### EXERCISE DIRECTIONS
Exactly reproduce each line of the listing that follows.
>>
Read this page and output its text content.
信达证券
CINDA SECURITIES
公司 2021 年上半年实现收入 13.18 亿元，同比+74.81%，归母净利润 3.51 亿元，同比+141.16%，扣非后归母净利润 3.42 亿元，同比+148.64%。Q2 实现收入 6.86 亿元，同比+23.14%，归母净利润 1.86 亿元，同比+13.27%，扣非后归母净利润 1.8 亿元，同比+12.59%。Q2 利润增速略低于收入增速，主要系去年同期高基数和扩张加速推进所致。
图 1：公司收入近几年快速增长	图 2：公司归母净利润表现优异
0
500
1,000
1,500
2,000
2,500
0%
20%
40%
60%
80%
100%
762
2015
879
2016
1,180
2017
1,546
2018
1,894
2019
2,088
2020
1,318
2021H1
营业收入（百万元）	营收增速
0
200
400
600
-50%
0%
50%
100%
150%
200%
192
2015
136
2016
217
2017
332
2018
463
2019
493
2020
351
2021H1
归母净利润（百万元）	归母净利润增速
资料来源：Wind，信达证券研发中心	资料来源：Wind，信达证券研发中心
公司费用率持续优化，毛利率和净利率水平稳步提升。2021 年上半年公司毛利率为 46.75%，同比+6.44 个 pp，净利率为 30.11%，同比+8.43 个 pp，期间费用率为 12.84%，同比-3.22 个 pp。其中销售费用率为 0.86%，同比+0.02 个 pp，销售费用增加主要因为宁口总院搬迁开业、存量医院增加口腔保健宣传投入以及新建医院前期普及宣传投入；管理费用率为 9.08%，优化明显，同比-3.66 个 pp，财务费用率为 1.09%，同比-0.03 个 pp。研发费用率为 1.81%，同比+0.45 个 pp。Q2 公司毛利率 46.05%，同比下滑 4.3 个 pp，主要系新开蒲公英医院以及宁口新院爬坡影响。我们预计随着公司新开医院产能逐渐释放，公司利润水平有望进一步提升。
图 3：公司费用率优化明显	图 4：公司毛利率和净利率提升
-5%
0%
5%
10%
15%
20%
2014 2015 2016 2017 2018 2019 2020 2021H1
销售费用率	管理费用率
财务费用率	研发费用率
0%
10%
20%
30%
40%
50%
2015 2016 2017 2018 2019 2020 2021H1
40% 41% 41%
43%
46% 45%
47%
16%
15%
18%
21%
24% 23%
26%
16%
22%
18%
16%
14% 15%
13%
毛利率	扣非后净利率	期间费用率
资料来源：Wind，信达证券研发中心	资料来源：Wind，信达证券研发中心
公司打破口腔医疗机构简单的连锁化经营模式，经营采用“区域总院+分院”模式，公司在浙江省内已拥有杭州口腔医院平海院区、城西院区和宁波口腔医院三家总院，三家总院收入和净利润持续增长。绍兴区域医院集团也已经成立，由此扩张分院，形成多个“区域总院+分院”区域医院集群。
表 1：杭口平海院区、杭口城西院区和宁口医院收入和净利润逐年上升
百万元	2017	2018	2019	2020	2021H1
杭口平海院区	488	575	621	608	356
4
<<
### SOLUTION FOR THIS TASK
Read this page and output its text content.
信达证券
CINDA SECURITIES
公司 2021 年上半年实现收入 13.18 亿元，同比+74.81%，归母净利润 3.51 亿元，同比+141.16%，扣非后归母净利润 3.42 亿元，同比+148.64%。Q2 实现收入 6.86 亿元，同比+23.14%，归母净利润 1.86 亿元，同比+13.27%，扣非后归母净利润 1.8 亿元，同比+12.59%。Q2 利润增速略低于收入增速，主要系去年同期高基数和扩张加速推进所致。
图 1：公司收入近几年快速增长	图 2：公司归母净利润表现优异
0
500
1,000
1,500
2,000
2,500
0%
20%
40%
60%
80%
100%
762
2015
879
2016
1,180
2017
1,546
2018
1,894
2019
2,088
2020
1,318
2021H1
营业收入（百万元）	营收增速
0
200
400
600
-50%
0%
50%
100%
150%
200%
192
2015
136
2016
217
2017
332
2018
463
2019
493
2020
351
2021H1
归母净利润（百万元）	归母净利润增速
资料来源：Wind，信达证券研发中心	资料来源：Wind，信达证券研发中心
公司费用率持续优化，毛利率和净利率水平稳步提升。2021 年上半年公司毛利率为 46.75%，同比+6.44 个 pp，净利率为 30.11%，同比+8.43 个 pp，期间费用率为 12.84%，同比-3.22 个 pp。其中销售费用率为 0.86%，同比+0.02 个 pp，销售费用增加主要因为宁口总院搬迁开业、存量医院增加口腔保健宣传投入以及新建医院前期普及宣传投入；管理费用率为 9.08%，优化明显，同比-3.66 个 pp，财务费用率为 1.09%，同比-0.03 个 pp。研发费用率为 1.81%，同比+0.45 个 pp。Q2 公司毛利率 46.05%，同比下滑 4.3 个 pp，主要系新开蒲公英医院以及宁口新院爬坡影响。我们预计随着公司新开医院产能逐渐释放，公司利润水平有望进一步提升。
图 3：公司费用率优化明显	图 4：公司毛利率和净利率提升
-5%
0%
5%
10%
15%
20%
2014 2015 2016 2017 2018 2019 2020 2021H1
销售费用率	管理费用率
财务费用率	研发费用率
0%
10%
20%
30%
40%
50%
2015 2016 2017 2018 2019 2020 2021H1
40% 41% 41%
43%
46% 45%
47%
16%
15%
18%
21%
24% 23%
26%
16%
22%
18%
16%
14% 15%
13%
毛利率	扣非后净利率	期间费用率
资料来源：Wind，信达证券研发中心	资料来源：Wind，信达证券研发中心
公司打破口腔医疗机构简单的连锁化经营模式，经营采用“区域总院+分院”模式，公司在浙江省内已拥有杭州口腔医院平海院区、城西院区和宁波口腔医院三家总院，三家总院收入和净利润持续增长。绍兴区域医院集团也已经成立，由此扩张分院，形成多个“区域总院+分院”区域医院集群。
表 1：杭口平海院区、杭口城西院区和宁口医院收入和净利润逐年上升
百万元	2017	2018	2019	2020	2021H1
杭口平海院区	488	575	621	608	356
4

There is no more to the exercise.